• Directions for this task
Pictures aside, write out every record exactly as it appears.

Records from a collection of figures:
— begin —

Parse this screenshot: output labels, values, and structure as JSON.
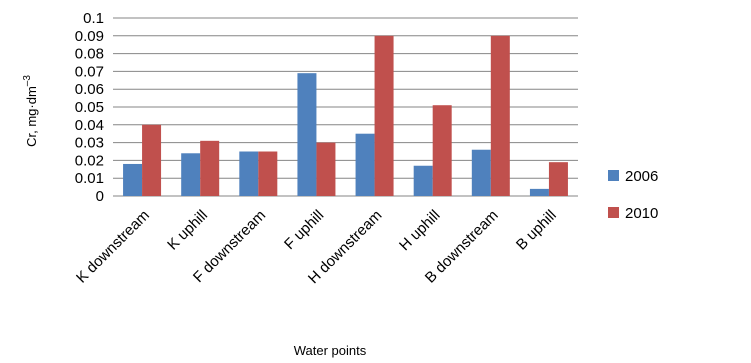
{
  "chart_data": {
    "type": "bar",
    "categories": [
      "K downstream",
      "K uphill",
      "F downstream",
      "F uphill",
      "H downstream",
      "H uphill",
      "B downstream",
      "B uphill"
    ],
    "series": [
      {
        "name": "2006",
        "color": "#4f81bd",
        "values": [
          0.018,
          0.024,
          0.025,
          0.069,
          0.035,
          0.017,
          0.026,
          0.004
        ]
      },
      {
        "name": "2010",
        "color": "#c0504d",
        "values": [
          0.04,
          0.031,
          0.025,
          0.03,
          0.09,
          0.051,
          0.09,
          0.019
        ]
      }
    ],
    "yticks": [
      "0",
      "0.01",
      "0.02",
      "0.03",
      "0.04",
      "0.05",
      "0.06",
      "0.07",
      "0.08",
      "0.09",
      "0.1"
    ],
    "ylim": [
      0,
      0.1
    ],
    "xlabel": "Water points",
    "ylabel_main": "Cr, mg·dm",
    "ylabel_sup": "–3",
    "grid": true,
    "legend_position": "right"
  }
}
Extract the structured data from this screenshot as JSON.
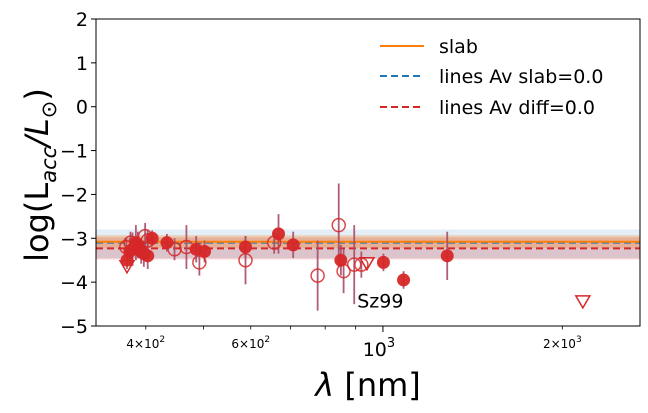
{
  "chart_data": {
    "type": "scatter",
    "x_scale": "log",
    "xlim": [
      330,
      2700
    ],
    "ylim": [
      -5,
      2
    ],
    "xlabel_main": "λ",
    "xlabel_unit": " [nm]",
    "ylabel_pre": "log(L",
    "ylabel_sub": "acc",
    "ylabel_post": "/L",
    "ylabel_sun": "⊙",
    "ylabel_close": ")",
    "y_ticks": [
      2,
      1,
      0,
      -1,
      -2,
      -3,
      -4,
      -5
    ],
    "y_tick_labels": [
      "2",
      "1",
      "0",
      "−1",
      "−2",
      "−3",
      "−4",
      "−5"
    ],
    "x_major_ticks": [
      {
        "value": 1000,
        "base": "10",
        "exp": "3"
      }
    ],
    "x_minor_ticks": [
      {
        "value": 400,
        "mant": "4",
        "base": "10",
        "exp": "2"
      },
      {
        "value": 600,
        "mant": "6",
        "base": "10",
        "exp": "2"
      },
      {
        "value": 2000,
        "mant": "2",
        "base": "10",
        "exp": "3"
      }
    ],
    "x_minor_unlabeled": [
      500,
      700,
      800,
      900
    ],
    "annotation": "Sz99",
    "annotation_pos": {
      "x": 990,
      "y": -4.42
    },
    "slab": {
      "name": "slab",
      "value": -3.08,
      "band": [
        -3.22,
        -2.93
      ],
      "color": "#ff7f0e"
    },
    "lines_av_slab": {
      "name": "lines Av slab=0.0",
      "value": -3.1,
      "band": [
        -3.45,
        -2.8
      ],
      "color": "#1f77b4"
    },
    "lines_av_diff": {
      "name": "lines Av diff=0.0",
      "value": -3.23,
      "band": [
        -3.48,
        -2.98
      ],
      "color": "#d62728"
    },
    "filled_points": [
      {
        "x": 372,
        "y": -3.5,
        "err": 0.2
      },
      {
        "x": 376,
        "y": -3.3,
        "err": 0.3
      },
      {
        "x": 380,
        "y": -3.25,
        "err": 0.38
      },
      {
        "x": 385,
        "y": -3.1,
        "err": 0.4
      },
      {
        "x": 388,
        "y": -3.15,
        "err": 0.3
      },
      {
        "x": 393,
        "y": -3.3,
        "err": 0.28
      },
      {
        "x": 397,
        "y": -3.35,
        "err": 0.3
      },
      {
        "x": 403,
        "y": -3.4,
        "err": 0.3
      },
      {
        "x": 410,
        "y": -3.0,
        "err": 0.18
      },
      {
        "x": 434,
        "y": -3.1,
        "err": 0.2
      },
      {
        "x": 486,
        "y": -3.25,
        "err": 0.3
      },
      {
        "x": 502,
        "y": -3.3,
        "err": 0.25
      },
      {
        "x": 588,
        "y": -3.2,
        "err": 0.25
      },
      {
        "x": 668,
        "y": -2.9,
        "err": 0.45
      },
      {
        "x": 707,
        "y": -3.15,
        "err": 0.3
      },
      {
        "x": 850,
        "y": -3.5,
        "err": 0.35
      },
      {
        "x": 1002,
        "y": -3.55,
        "err": 0.2
      },
      {
        "x": 1083,
        "y": -3.95,
        "err": 0.2
      },
      {
        "x": 1282,
        "y": -3.4,
        "err": 0.55
      }
    ],
    "open_points": [
      {
        "x": 371,
        "y": -3.2,
        "err": 0.2
      },
      {
        "x": 377,
        "y": -3.1,
        "err": 0.25
      },
      {
        "x": 399,
        "y": -2.95,
        "err": 0.3
      },
      {
        "x": 403,
        "y": -3.05,
        "err": 0.25
      },
      {
        "x": 447,
        "y": -3.25,
        "err": 0.25
      },
      {
        "x": 468,
        "y": -3.2,
        "err": 0.5
      },
      {
        "x": 492,
        "y": -3.55,
        "err": 0.3
      },
      {
        "x": 588,
        "y": -3.5,
        "err": 0.55
      },
      {
        "x": 657,
        "y": -3.1,
        "err": 0.25
      },
      {
        "x": 777,
        "y": -3.85,
        "err": 0.8
      },
      {
        "x": 843,
        "y": -2.7,
        "err": 0.95
      },
      {
        "x": 859,
        "y": -3.75,
        "err": 0.5
      },
      {
        "x": 895,
        "y": -3.6,
        "err": 0.9
      },
      {
        "x": 920,
        "y": -3.6,
        "err": 0.3
      }
    ],
    "upper_limits": [
      {
        "x": 372,
        "y": -3.65
      },
      {
        "x": 940,
        "y": -3.58
      },
      {
        "x": 2165,
        "y": -4.45
      }
    ],
    "point_color": "#d62728",
    "errbar_color": "#a64d66"
  }
}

— end —

• The response
Parse this screenshot: output labels, values, and structure as JSON.
{
  "chart_data": {
    "type": "bar",
    "categories": [
      "K downstream",
      "K uphill",
      "F downstream",
      "F uphill",
      "H downstream",
      "H uphill",
      "B downstream",
      "B uphill"
    ],
    "series": [
      {
        "name": "2006",
        "color": "#4f81bd",
        "values": [
          0.018,
          0.024,
          0.025,
          0.069,
          0.035,
          0.017,
          0.026,
          0.004
        ]
      },
      {
        "name": "2010",
        "color": "#c0504d",
        "values": [
          0.04,
          0.031,
          0.025,
          0.03,
          0.09,
          0.051,
          0.09,
          0.019
        ]
      }
    ],
    "yticks": [
      "0",
      "0.01",
      "0.02",
      "0.03",
      "0.04",
      "0.05",
      "0.06",
      "0.07",
      "0.08",
      "0.09",
      "0.1"
    ],
    "ylim": [
      0,
      0.1
    ],
    "xlabel": "Water points",
    "ylabel_main": "Cr, mg·dm",
    "ylabel_sup": "–3",
    "grid": true,
    "legend_position": "right"
  }
}
Extract the structured data from this screenshot as JSON.
{
  "chart_data": {
    "type": "scatter",
    "x_scale": "log",
    "xlim": [
      330,
      2700
    ],
    "ylim": [
      -5,
      2
    ],
    "xlabel_main": "λ",
    "xlabel_unit": " [nm]",
    "ylabel_pre": "log(L",
    "ylabel_sub": "acc",
    "ylabel_post": "/L",
    "ylabel_sun": "⊙",
    "ylabel_close": ")",
    "y_ticks": [
      2,
      1,
      0,
      -1,
      -2,
      -3,
      -4,
      -5
    ],
    "y_tick_labels": [
      "2",
      "1",
      "0",
      "−1",
      "−2",
      "−3",
      "−4",
      "−5"
    ],
    "x_major_ticks": [
      {
        "value": 1000,
        "base": "10",
        "exp": "3"
      }
    ],
    "x_minor_ticks": [
      {
        "value": 400,
        "mant": "4",
        "base": "10",
        "exp": "2"
      },
      {
        "value": 600,
        "mant": "6",
        "base": "10",
        "exp": "2"
      },
      {
        "value": 2000,
        "mant": "2",
        "base": "10",
        "exp": "3"
      }
    ],
    "x_minor_unlabeled": [
      500,
      700,
      800,
      900
    ],
    "annotation": "Sz99",
    "annotation_pos": {
      "x": 990,
      "y": -4.42
    },
    "slab": {
      "name": "slab",
      "value": -3.08,
      "band": [
        -3.22,
        -2.93
      ],
      "color": "#ff7f0e"
    },
    "lines_av_slab": {
      "name": "lines Av slab=0.0",
      "value": -3.1,
      "band": [
        -3.45,
        -2.8
      ],
      "color": "#1f77b4"
    },
    "lines_av_diff": {
      "name": "lines Av diff=0.0",
      "value": -3.23,
      "band": [
        -3.48,
        -2.98
      ],
      "color": "#d62728"
    },
    "filled_points": [
      {
        "x": 372,
        "y": -3.5,
        "err": 0.2
      },
      {
        "x": 376,
        "y": -3.3,
        "err": 0.3
      },
      {
        "x": 380,
        "y": -3.25,
        "err": 0.38
      },
      {
        "x": 385,
        "y": -3.1,
        "err": 0.4
      },
      {
        "x": 388,
        "y": -3.15,
        "err": 0.3
      },
      {
        "x": 393,
        "y": -3.3,
        "err": 0.28
      },
      {
        "x": 397,
        "y": -3.35,
        "err": 0.3
      },
      {
        "x": 403,
        "y": -3.4,
        "err": 0.3
      },
      {
        "x": 410,
        "y": -3.0,
        "err": 0.18
      },
      {
        "x": 434,
        "y": -3.1,
        "err": 0.2
      },
      {
        "x": 486,
        "y": -3.25,
        "err": 0.3
      },
      {
        "x": 502,
        "y": -3.3,
        "err": 0.25
      },
      {
        "x": 588,
        "y": -3.2,
        "err": 0.25
      },
      {
        "x": 668,
        "y": -2.9,
        "err": 0.45
      },
      {
        "x": 707,
        "y": -3.15,
        "err": 0.3
      },
      {
        "x": 850,
        "y": -3.5,
        "err": 0.35
      },
      {
        "x": 1002,
        "y": -3.55,
        "err": 0.2
      },
      {
        "x": 1083,
        "y": -3.95,
        "err": 0.2
      },
      {
        "x": 1282,
        "y": -3.4,
        "err": 0.55
      }
    ],
    "open_points": [
      {
        "x": 371,
        "y": -3.2,
        "err": 0.2
      },
      {
        "x": 377,
        "y": -3.1,
        "err": 0.25
      },
      {
        "x": 399,
        "y": -2.95,
        "err": 0.3
      },
      {
        "x": 403,
        "y": -3.05,
        "err": 0.25
      },
      {
        "x": 447,
        "y": -3.25,
        "err": 0.25
      },
      {
        "x": 468,
        "y": -3.2,
        "err": 0.5
      },
      {
        "x": 492,
        "y": -3.55,
        "err": 0.3
      },
      {
        "x": 588,
        "y": -3.5,
        "err": 0.55
      },
      {
        "x": 657,
        "y": -3.1,
        "err": 0.25
      },
      {
        "x": 777,
        "y": -3.85,
        "err": 0.8
      },
      {
        "x": 843,
        "y": -2.7,
        "err": 0.95
      },
      {
        "x": 859,
        "y": -3.75,
        "err": 0.5
      },
      {
        "x": 895,
        "y": -3.6,
        "err": 0.9
      },
      {
        "x": 920,
        "y": -3.6,
        "err": 0.3
      }
    ],
    "upper_limits": [
      {
        "x": 372,
        "y": -3.65
      },
      {
        "x": 940,
        "y": -3.58
      },
      {
        "x": 2165,
        "y": -4.45
      }
    ],
    "point_color": "#d62728",
    "errbar_color": "#a64d66"
  }
}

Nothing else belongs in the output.